** Start Page extract **

By 1945, as the war, and the Manhattan Project, were headed to the end, the VENONA codebreakers had transcribed over 200,000 messages. With Germany and Japan on the brink of defeat, reading the Soviet messages now had the top priority, with over 500 working on them (this was when Bill Weisband, who would betray VENONA, was hired as a Russian linguist). As yet none of the atomic spies had been revealed (and another now came into the picture- George Koval, who was hired to work at the secret lab in Dayton, Ohio where the “initiator” for the implosion Bomb was being developed).

In July, Fuchs was present when the world’s first Bomb was tested in New Mexico (the Trinity Test, memorably portrayed in “Oppenheimer”). Truman, when told of its success, hinted vaguely in person to Stalin about possessing a new powerful weapon. As I covered in the first part, it took the actual devastating use of that weapon (at Hiroshima on Aug. 6, and Nagasaki on the 9th), followed in days by Japan’s surrender, to alert Stalin to the true ominous significance of the Atomic Age (and of America’s monopoly of the weapon!). At that point the dictator effectively launched the Soviet equivalent of the Manhattan Project- an all-out, no-expense-spared race to catch up. That project would need every scrap of technological information possible from Fuchs, Hall, and the other atomic spies. The Americans publicly handed the Soviets some useful information when they issued the Smyth Report, the unclassified history of the Manhattan Project, right after Nagasaki.

** End Page extract **

■ Written task 1: Quote the records word for word, starting at the first line of the records and ending at the line that contains "staticText: 在榜时长 bbox=[416, 602, 505, 634]", with both of those lines included.

** Start Dataset rows **

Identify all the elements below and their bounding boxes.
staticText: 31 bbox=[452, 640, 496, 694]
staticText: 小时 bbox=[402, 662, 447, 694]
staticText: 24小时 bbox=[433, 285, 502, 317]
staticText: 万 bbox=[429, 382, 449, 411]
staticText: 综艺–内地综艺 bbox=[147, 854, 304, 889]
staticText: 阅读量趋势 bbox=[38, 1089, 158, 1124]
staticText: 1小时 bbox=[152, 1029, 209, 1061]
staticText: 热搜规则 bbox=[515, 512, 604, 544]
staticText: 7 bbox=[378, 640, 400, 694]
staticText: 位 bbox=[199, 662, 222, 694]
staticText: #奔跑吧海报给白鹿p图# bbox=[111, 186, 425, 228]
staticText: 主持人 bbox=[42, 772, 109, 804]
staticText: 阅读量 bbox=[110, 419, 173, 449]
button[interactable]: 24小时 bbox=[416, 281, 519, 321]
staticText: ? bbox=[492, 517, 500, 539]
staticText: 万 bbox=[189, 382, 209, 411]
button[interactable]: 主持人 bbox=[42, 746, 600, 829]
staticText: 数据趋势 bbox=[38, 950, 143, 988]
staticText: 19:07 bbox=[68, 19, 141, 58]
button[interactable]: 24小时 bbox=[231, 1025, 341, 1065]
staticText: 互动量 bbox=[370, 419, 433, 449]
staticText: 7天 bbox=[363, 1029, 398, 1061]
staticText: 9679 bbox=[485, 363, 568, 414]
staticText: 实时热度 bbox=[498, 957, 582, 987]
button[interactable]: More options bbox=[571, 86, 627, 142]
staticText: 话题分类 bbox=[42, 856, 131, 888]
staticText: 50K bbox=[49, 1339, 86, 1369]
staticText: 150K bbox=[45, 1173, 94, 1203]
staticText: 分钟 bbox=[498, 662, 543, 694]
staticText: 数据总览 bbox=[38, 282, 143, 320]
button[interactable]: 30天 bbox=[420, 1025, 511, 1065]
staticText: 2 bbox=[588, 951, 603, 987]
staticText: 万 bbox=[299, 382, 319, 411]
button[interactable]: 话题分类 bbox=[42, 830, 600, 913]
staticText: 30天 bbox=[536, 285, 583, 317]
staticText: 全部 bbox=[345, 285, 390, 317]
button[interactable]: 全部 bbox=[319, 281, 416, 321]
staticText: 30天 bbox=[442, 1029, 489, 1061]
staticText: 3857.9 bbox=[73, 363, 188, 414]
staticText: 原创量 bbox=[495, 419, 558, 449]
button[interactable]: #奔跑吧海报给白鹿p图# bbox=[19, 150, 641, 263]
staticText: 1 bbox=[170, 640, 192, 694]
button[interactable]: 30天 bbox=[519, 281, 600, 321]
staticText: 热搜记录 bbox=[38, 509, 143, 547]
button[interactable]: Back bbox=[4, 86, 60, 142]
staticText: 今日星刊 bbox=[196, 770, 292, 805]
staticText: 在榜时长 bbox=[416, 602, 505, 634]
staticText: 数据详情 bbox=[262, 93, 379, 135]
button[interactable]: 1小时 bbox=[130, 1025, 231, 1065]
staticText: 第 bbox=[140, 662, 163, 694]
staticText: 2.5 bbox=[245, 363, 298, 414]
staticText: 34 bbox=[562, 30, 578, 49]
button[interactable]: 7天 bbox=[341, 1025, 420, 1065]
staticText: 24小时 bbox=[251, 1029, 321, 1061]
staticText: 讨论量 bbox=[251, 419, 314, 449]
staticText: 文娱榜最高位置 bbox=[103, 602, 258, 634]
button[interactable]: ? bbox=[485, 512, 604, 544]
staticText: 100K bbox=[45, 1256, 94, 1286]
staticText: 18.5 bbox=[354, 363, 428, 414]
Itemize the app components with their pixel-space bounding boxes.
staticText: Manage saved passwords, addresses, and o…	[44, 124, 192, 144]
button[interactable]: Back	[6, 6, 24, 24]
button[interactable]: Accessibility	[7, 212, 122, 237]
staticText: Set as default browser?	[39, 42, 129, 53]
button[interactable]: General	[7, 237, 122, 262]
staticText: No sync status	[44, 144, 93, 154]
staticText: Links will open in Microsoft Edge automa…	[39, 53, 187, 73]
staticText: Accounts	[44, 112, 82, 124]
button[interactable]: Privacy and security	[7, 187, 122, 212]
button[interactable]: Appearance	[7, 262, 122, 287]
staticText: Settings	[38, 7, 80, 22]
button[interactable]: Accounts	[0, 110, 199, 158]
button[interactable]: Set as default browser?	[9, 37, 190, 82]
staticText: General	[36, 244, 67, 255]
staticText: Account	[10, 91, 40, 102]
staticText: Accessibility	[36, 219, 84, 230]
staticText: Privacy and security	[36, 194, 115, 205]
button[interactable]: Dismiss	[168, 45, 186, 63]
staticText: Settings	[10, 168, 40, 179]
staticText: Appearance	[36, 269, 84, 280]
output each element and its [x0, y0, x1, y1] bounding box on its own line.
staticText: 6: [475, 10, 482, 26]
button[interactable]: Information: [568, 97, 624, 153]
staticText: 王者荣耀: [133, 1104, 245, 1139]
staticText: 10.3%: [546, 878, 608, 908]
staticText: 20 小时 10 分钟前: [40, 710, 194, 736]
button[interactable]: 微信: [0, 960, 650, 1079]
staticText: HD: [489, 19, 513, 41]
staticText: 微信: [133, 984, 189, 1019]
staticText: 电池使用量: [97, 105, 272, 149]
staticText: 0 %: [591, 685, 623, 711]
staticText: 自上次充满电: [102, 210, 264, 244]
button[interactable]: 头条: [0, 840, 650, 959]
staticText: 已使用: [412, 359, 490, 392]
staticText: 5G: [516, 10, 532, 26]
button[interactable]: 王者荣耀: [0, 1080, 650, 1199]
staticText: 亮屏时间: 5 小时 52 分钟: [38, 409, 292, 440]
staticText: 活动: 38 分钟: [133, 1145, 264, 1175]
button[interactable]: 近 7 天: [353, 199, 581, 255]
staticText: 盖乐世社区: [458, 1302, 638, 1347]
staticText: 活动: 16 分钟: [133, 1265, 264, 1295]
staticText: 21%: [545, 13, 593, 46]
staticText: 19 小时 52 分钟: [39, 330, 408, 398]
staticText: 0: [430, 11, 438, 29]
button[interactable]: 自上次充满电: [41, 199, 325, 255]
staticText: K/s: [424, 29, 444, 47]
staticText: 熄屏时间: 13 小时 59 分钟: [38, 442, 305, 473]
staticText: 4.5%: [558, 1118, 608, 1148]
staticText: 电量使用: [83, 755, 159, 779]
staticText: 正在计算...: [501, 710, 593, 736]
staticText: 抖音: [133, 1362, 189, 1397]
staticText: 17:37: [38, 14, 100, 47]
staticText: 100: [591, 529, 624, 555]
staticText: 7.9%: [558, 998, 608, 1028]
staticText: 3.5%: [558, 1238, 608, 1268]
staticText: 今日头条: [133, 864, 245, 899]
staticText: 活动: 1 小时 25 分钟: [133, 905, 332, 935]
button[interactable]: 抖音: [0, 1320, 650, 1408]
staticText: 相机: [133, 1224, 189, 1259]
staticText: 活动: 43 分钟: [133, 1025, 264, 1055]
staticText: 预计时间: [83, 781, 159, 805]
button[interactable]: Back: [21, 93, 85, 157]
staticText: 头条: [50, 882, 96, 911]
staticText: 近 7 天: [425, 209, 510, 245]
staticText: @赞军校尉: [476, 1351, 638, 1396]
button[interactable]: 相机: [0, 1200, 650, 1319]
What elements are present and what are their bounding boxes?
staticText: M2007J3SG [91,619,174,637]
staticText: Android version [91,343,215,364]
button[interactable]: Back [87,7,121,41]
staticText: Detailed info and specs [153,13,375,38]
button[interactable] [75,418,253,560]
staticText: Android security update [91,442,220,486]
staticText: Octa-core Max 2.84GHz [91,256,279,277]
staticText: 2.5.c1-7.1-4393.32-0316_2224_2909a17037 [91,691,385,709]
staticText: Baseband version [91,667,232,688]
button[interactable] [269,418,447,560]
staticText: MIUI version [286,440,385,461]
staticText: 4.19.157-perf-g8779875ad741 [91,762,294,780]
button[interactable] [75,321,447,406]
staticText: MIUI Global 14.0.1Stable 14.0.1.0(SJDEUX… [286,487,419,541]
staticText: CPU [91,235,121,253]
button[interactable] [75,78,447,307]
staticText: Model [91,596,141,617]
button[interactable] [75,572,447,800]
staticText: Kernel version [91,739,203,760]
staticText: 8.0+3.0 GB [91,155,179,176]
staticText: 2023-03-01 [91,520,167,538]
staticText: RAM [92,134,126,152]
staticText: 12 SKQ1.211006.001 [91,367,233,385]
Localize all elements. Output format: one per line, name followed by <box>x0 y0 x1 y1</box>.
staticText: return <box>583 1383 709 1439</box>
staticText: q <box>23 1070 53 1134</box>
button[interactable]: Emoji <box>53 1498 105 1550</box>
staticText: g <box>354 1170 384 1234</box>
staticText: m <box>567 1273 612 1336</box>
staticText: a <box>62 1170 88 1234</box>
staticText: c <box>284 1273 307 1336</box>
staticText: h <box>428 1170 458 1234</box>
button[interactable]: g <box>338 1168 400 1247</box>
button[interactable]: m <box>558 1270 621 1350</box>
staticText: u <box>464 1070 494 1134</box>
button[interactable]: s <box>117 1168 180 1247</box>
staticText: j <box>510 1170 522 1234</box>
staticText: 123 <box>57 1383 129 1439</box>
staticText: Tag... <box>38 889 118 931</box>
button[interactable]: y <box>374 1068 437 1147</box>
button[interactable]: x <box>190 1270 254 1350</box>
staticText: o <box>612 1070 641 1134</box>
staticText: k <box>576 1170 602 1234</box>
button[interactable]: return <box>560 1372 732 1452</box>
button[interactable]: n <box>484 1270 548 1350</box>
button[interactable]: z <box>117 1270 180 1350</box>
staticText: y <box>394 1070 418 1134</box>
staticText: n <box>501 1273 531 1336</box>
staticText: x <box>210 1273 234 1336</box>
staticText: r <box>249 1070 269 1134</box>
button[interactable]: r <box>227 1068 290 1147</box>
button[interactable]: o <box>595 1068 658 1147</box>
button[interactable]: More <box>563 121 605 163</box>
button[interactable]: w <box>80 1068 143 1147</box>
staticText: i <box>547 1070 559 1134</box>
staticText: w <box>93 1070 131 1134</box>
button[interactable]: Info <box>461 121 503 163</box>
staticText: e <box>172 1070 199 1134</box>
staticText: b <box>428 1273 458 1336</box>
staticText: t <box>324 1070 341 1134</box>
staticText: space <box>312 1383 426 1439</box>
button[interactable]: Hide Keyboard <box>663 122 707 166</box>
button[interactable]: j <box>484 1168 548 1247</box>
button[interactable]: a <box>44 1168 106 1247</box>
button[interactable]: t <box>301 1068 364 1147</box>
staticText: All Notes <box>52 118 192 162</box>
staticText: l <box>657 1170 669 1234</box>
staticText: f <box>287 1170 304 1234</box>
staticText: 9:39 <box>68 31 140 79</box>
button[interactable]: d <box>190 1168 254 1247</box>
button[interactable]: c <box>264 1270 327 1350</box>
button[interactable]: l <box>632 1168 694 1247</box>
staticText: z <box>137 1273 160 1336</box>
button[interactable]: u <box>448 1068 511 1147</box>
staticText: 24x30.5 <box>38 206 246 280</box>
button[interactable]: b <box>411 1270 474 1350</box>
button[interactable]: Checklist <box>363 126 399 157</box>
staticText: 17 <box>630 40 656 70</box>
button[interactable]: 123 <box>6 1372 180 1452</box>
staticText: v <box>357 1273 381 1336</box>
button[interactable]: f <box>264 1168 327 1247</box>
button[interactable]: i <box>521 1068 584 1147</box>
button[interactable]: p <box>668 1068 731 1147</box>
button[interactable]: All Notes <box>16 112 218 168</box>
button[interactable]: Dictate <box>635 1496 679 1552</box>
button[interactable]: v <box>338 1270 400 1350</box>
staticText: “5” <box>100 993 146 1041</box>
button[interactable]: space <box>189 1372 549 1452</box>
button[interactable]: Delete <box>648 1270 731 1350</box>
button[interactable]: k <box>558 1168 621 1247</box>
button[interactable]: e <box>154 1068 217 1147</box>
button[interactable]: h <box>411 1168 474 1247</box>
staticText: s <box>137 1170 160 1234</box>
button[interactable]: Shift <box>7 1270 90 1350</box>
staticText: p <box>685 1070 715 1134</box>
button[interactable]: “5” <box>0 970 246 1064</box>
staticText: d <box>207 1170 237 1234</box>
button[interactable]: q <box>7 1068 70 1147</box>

** End Dataset rows **

■ Written task 2: In the passage about VENONA and the atomic spies, how many messages had the VENONA codebreakers transcribed by 1945?

■ Expected answer 1:
Identify all the elements below and their bounding boxes.
staticText: 31 bbox=[452, 640, 496, 694]
staticText: 小时 bbox=[402, 662, 447, 694]
staticText: 24小时 bbox=[433, 285, 502, 317]
staticText: 万 bbox=[429, 382, 449, 411]
staticText: 综艺–内地综艺 bbox=[147, 854, 304, 889]
staticText: 阅读量趋势 bbox=[38, 1089, 158, 1124]
staticText: 1小时 bbox=[152, 1029, 209, 1061]
staticText: 热搜规则 bbox=[515, 512, 604, 544]
staticText: 7 bbox=[378, 640, 400, 694]
staticText: 位 bbox=[199, 662, 222, 694]
staticText: #奔跑吧海报给白鹿p图# bbox=[111, 186, 425, 228]
staticText: 主持人 bbox=[42, 772, 109, 804]
staticText: 阅读量 bbox=[110, 419, 173, 449]
button[interactable]: 24小时 bbox=[416, 281, 519, 321]
staticText: ? bbox=[492, 517, 500, 539]
staticText: 万 bbox=[189, 382, 209, 411]
button[interactable]: 主持人 bbox=[42, 746, 600, 829]
staticText: 数据趋势 bbox=[38, 950, 143, 988]
staticText: 19:07 bbox=[68, 19, 141, 58]
button[interactable]: 24小时 bbox=[231, 1025, 341, 1065]
staticText: 互动量 bbox=[370, 419, 433, 449]
staticText: 7天 bbox=[363, 1029, 398, 1061]
staticText: 9679 bbox=[485, 363, 568, 414]
staticText: 实时热度 bbox=[498, 957, 582, 987]
button[interactable]: More options bbox=[571, 86, 627, 142]
staticText: 话题分类 bbox=[42, 856, 131, 888]
staticText: 50K bbox=[49, 1339, 86, 1369]
staticText: 150K bbox=[45, 1173, 94, 1203]
staticText: 分钟 bbox=[498, 662, 543, 694]
staticText: 数据总览 bbox=[38, 282, 143, 320]
button[interactable]: 30天 bbox=[420, 1025, 511, 1065]
staticText: 2 bbox=[588, 951, 603, 987]
staticText: 万 bbox=[299, 382, 319, 411]
button[interactable]: 话题分类 bbox=[42, 830, 600, 913]
staticText: 30天 bbox=[536, 285, 583, 317]
staticText: 全部 bbox=[345, 285, 390, 317]
button[interactable]: 全部 bbox=[319, 281, 416, 321]
staticText: 30天 bbox=[442, 1029, 489, 1061]
staticText: 3857.9 bbox=[73, 363, 188, 414]
staticText: 原创量 bbox=[495, 419, 558, 449]
button[interactable]: #奔跑吧海报给白鹿p图# bbox=[19, 150, 641, 263]
staticText: 1 bbox=[170, 640, 192, 694]
button[interactable]: 30天 bbox=[519, 281, 600, 321]
staticText: 热搜记录 bbox=[38, 509, 143, 547]
button[interactable]: Back bbox=[4, 86, 60, 142]
staticText: 今日星刊 bbox=[196, 770, 292, 805]
staticText: 在榜时长 bbox=[416, 602, 505, 634]

■ Expected answer 2: Over 200,000 messages.